◆ **Exercise details**
Can you quote the records below in full, word for word?

◆ **Material to process**
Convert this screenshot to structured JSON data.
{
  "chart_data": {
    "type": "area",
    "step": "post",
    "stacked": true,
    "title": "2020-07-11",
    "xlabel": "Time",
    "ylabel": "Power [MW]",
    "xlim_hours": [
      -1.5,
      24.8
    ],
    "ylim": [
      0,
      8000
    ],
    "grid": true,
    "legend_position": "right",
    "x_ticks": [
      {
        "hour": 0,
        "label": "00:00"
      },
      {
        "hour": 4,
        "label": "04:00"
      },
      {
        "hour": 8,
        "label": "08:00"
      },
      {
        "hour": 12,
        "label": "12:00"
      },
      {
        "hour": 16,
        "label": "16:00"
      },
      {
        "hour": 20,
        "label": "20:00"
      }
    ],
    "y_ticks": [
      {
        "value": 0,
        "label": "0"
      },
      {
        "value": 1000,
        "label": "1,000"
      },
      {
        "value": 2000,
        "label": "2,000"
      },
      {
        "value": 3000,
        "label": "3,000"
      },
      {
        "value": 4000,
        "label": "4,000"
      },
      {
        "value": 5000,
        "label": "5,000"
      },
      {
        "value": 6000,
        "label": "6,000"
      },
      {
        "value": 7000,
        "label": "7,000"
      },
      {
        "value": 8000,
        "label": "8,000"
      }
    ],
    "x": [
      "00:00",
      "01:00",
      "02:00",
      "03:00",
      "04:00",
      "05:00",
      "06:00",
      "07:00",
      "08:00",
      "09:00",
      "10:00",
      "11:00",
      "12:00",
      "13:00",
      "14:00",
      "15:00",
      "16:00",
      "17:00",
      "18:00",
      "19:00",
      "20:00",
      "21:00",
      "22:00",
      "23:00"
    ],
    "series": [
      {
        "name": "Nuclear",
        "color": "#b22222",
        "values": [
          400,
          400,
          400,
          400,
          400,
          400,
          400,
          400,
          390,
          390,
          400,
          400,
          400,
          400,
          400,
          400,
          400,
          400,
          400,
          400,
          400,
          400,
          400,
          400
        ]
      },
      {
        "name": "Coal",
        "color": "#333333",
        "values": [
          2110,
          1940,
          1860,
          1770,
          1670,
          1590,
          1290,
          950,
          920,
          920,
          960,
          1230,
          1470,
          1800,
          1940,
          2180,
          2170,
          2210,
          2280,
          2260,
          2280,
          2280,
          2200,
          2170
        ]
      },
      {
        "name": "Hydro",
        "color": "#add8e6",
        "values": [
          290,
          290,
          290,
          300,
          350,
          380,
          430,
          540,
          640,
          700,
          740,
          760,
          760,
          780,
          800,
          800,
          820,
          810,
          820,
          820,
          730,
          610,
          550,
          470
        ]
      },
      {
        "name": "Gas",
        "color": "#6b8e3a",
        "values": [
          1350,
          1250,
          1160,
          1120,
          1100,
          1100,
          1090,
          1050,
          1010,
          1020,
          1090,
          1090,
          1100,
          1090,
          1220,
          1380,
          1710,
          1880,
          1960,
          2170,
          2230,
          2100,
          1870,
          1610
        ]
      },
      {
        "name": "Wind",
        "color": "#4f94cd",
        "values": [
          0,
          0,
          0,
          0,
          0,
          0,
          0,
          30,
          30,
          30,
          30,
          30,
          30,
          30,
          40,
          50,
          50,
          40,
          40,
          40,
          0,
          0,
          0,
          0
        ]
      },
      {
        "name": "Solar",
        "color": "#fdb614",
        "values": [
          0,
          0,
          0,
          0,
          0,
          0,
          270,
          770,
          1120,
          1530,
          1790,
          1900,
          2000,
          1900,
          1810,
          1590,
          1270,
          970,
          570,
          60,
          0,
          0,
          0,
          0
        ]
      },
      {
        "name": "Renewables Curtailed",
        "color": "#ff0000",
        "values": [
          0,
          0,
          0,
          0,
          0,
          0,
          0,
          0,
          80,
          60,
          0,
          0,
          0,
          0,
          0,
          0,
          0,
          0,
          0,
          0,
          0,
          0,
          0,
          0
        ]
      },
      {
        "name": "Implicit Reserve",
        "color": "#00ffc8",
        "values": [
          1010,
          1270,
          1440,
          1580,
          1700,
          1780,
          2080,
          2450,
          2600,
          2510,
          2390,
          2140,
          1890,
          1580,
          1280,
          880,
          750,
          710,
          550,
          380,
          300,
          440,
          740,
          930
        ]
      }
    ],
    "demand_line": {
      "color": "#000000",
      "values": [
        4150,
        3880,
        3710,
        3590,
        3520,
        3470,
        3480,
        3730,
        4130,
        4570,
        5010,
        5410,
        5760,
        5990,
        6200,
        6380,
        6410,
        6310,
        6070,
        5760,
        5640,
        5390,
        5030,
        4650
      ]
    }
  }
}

◆ **Result for this task**
Convert this screenshot to structured JSON data.
{
  "chart_data": {
    "type": "area",
    "step": "post",
    "stacked": true,
    "title": "2020-07-11",
    "xlabel": "Time",
    "ylabel": "Power [MW]",
    "xlim_hours": [
      -1.5,
      24.8
    ],
    "ylim": [
      0,
      8000
    ],
    "grid": true,
    "legend_position": "right",
    "x_ticks": [
      {
        "hour": 0,
        "label": "00:00"
      },
      {
        "hour": 4,
        "label": "04:00"
      },
      {
        "hour": 8,
        "label": "08:00"
      },
      {
        "hour": 12,
        "label": "12:00"
      },
      {
        "hour": 16,
        "label": "16:00"
      },
      {
        "hour": 20,
        "label": "20:00"
      }
    ],
    "y_ticks": [
      {
        "value": 0,
        "label": "0"
      },
      {
        "value": 1000,
        "label": "1,000"
      },
      {
        "value": 2000,
        "label": "2,000"
      },
      {
        "value": 3000,
        "label": "3,000"
      },
      {
        "value": 4000,
        "label": "4,000"
      },
      {
        "value": 5000,
        "label": "5,000"
      },
      {
        "value": 6000,
        "label": "6,000"
      },
      {
        "value": 7000,
        "label": "7,000"
      },
      {
        "value": 8000,
        "label": "8,000"
      }
    ],
    "x": [
      "00:00",
      "01:00",
      "02:00",
      "03:00",
      "04:00",
      "05:00",
      "06:00",
      "07:00",
      "08:00",
      "09:00",
      "10:00",
      "11:00",
      "12:00",
      "13:00",
      "14:00",
      "15:00",
      "16:00",
      "17:00",
      "18:00",
      "19:00",
      "20:00",
      "21:00",
      "22:00",
      "23:00"
    ],
    "series": [
      {
        "name": "Nuclear",
        "color": "#b22222",
        "values": [
          400,
          400,
          400,
          400,
          400,
          400,
          400,
          400,
          390,
          390,
          400,
          400,
          400,
          400,
          400,
          400,
          400,
          400,
          400,
          400,
          400,
          400,
          400,
          400
        ]
      },
      {
        "name": "Coal",
        "color": "#333333",
        "values": [
          2110,
          1940,
          1860,
          1770,
          1670,
          1590,
          1290,
          950,
          920,
          920,
          960,
          1230,
          1470,
          1800,
          1940,
          2180,
          2170,
          2210,
          2280,
          2260,
          2280,
          2280,
          2200,
          2170
        ]
      },
      {
        "name": "Hydro",
        "color": "#add8e6",
        "values": [
          290,
          290,
          290,
          300,
          350,
          380,
          430,
          540,
          640,
          700,
          740,
          760,
          760,
          780,
          800,
          800,
          820,
          810,
          820,
          820,
          730,
          610,
          550,
          470
        ]
      },
      {
        "name": "Gas",
        "color": "#6b8e3a",
        "values": [
          1350,
          1250,
          1160,
          1120,
          1100,
          1100,
          1090,
          1050,
          1010,
          1020,
          1090,
          1090,
          1100,
          1090,
          1220,
          1380,
          1710,
          1880,
          1960,
          2170,
          2230,
          2100,
          1870,
          1610
        ]
      },
      {
        "name": "Wind",
        "color": "#4f94cd",
        "values": [
          0,
          0,
          0,
          0,
          0,
          0,
          0,
          30,
          30,
          30,
          30,
          30,
          30,
          30,
          40,
          50,
          50,
          40,
          40,
          40,
          0,
          0,
          0,
          0
        ]
      },
      {
        "name": "Solar",
        "color": "#fdb614",
        "values": [
          0,
          0,
          0,
          0,
          0,
          0,
          270,
          770,
          1120,
          1530,
          1790,
          1900,
          2000,
          1900,
          1810,
          1590,
          1270,
          970,
          570,
          60,
          0,
          0,
          0,
          0
        ]
      },
      {
        "name": "Renewables Curtailed",
        "color": "#ff0000",
        "values": [
          0,
          0,
          0,
          0,
          0,
          0,
          0,
          0,
          80,
          60,
          0,
          0,
          0,
          0,
          0,
          0,
          0,
          0,
          0,
          0,
          0,
          0,
          0,
          0
        ]
      },
      {
        "name": "Implicit Reserve",
        "color": "#00ffc8",
        "values": [
          1010,
          1270,
          1440,
          1580,
          1700,
          1780,
          2080,
          2450,
          2600,
          2510,
          2390,
          2140,
          1890,
          1580,
          1280,
          880,
          750,
          710,
          550,
          380,
          300,
          440,
          740,
          930
        ]
      }
    ],
    "demand_line": {
      "color": "#000000",
      "values": [
        4150,
        3880,
        3710,
        3590,
        3520,
        3470,
        3480,
        3730,
        4130,
        4570,
        5010,
        5410,
        5760,
        5990,
        6200,
        6380,
        6410,
        6310,
        6070,
        5760,
        5640,
        5390,
        5030,
        4650
      ]
    }
  }
}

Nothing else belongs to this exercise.